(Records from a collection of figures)
Begin

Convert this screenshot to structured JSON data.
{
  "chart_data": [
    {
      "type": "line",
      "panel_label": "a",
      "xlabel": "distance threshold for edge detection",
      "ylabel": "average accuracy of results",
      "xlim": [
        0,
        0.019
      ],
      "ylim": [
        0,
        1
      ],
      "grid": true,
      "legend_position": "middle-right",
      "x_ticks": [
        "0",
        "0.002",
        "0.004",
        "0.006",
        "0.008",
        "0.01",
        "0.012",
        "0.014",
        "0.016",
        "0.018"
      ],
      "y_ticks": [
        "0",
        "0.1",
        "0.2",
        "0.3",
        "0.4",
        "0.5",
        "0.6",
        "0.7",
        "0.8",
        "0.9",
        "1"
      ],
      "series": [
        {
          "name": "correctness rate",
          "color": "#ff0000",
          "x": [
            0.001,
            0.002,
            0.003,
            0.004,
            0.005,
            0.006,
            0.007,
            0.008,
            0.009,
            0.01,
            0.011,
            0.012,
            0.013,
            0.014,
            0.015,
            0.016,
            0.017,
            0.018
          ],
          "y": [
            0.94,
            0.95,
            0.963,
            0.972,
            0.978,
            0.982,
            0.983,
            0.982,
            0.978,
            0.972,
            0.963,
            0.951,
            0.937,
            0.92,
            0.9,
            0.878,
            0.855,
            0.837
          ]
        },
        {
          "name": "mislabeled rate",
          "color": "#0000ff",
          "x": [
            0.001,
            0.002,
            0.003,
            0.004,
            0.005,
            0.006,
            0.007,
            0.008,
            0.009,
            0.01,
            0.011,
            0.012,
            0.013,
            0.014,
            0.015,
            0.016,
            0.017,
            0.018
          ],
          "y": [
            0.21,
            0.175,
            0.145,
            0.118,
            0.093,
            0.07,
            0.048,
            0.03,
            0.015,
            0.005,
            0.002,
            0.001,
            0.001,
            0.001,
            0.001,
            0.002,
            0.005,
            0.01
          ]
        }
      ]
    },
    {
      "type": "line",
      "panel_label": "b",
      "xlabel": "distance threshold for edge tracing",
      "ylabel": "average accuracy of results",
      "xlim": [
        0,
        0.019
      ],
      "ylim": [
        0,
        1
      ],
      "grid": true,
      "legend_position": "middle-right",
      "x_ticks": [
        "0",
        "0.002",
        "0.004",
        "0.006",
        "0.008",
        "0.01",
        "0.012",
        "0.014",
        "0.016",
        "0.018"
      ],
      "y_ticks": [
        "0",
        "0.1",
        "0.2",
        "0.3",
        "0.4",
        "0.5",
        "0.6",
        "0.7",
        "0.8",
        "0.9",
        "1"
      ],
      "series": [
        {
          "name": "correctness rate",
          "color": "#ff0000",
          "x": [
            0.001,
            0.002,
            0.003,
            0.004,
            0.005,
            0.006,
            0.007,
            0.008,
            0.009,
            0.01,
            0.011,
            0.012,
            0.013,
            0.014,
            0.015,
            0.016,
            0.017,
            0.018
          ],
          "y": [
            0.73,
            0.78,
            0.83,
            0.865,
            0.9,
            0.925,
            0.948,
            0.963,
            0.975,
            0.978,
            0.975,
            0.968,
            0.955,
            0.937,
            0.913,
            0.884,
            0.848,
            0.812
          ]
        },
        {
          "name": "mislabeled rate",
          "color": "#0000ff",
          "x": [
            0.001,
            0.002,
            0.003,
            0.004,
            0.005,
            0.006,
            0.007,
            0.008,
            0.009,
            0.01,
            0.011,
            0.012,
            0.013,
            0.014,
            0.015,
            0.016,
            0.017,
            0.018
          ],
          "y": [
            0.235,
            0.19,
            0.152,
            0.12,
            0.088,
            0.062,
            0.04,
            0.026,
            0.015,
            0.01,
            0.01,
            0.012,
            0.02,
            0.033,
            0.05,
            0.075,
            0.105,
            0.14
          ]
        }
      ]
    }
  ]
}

End

To do =
Check every line of the data above for the string "edge", and copy those that have it.

Output below =
      "xlabel": "distance threshold for edge detection",
      "xlabel": "distance threshold for edge tracing",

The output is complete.